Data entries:
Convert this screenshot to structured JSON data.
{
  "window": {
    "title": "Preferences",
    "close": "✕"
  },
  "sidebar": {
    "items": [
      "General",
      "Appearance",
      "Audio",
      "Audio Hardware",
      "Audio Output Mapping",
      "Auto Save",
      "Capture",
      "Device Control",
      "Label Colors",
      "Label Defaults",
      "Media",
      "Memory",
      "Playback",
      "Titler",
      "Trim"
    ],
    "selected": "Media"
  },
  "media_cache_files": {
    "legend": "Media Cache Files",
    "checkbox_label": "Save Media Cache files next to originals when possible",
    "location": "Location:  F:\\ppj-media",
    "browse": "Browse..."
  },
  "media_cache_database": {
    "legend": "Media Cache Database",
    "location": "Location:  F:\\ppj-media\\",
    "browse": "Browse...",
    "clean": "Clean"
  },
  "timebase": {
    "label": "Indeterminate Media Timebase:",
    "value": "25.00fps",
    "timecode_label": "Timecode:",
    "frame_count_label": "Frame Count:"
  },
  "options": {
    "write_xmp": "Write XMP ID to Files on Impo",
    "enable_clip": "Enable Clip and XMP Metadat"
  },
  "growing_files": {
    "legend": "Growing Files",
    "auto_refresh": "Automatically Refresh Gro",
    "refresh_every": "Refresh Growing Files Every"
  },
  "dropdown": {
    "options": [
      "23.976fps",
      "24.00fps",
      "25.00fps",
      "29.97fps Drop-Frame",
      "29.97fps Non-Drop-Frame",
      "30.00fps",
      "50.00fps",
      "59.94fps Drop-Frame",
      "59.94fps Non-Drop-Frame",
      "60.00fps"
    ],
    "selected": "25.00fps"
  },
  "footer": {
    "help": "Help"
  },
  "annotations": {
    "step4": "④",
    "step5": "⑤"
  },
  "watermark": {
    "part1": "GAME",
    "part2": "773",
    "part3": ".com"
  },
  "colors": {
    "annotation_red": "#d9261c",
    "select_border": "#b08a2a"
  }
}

▸ Written exercise
Go through the listing above and restate it word for word.

▸ Response to the exercise
Convert this screenshot to structured JSON data.
{
  "window": {
    "title": "Preferences",
    "close": "✕"
  },
  "sidebar": {
    "items": [
      "General",
      "Appearance",
      "Audio",
      "Audio Hardware",
      "Audio Output Mapping",
      "Auto Save",
      "Capture",
      "Device Control",
      "Label Colors",
      "Label Defaults",
      "Media",
      "Memory",
      "Playback",
      "Titler",
      "Trim"
    ],
    "selected": "Media"
  },
  "media_cache_files": {
    "legend": "Media Cache Files",
    "checkbox_label": "Save Media Cache files next to originals when possible",
    "location": "Location:  F:\\ppj-media",
    "browse": "Browse..."
  },
  "media_cache_database": {
    "legend": "Media Cache Database",
    "location": "Location:  F:\\ppj-media\\",
    "browse": "Browse...",
    "clean": "Clean"
  },
  "timebase": {
    "label": "Indeterminate Media Timebase:",
    "value": "25.00fps",
    "timecode_label": "Timecode:",
    "frame_count_label": "Frame Count:"
  },
  "options": {
    "write_xmp": "Write XMP ID to Files on Impo",
    "enable_clip": "Enable Clip and XMP Metadat"
  },
  "growing_files": {
    "legend": "Growing Files",
    "auto_refresh": "Automatically Refresh Gro",
    "refresh_every": "Refresh Growing Files Every"
  },
  "dropdown": {
    "options": [
      "23.976fps",
      "24.00fps",
      "25.00fps",
      "29.97fps Drop-Frame",
      "29.97fps Non-Drop-Frame",
      "30.00fps",
      "50.00fps",
      "59.94fps Drop-Frame",
      "59.94fps Non-Drop-Frame",
      "60.00fps"
    ],
    "selected": "25.00fps"
  },
  "footer": {
    "help": "Help"
  },
  "annotations": {
    "step4": "④",
    "step5": "⑤"
  },
  "watermark": {
    "part1": "GAME",
    "part2": "773",
    "part3": ".com"
  },
  "colors": {
    "annotation_red": "#d9261c",
    "select_border": "#b08a2a"
  }
}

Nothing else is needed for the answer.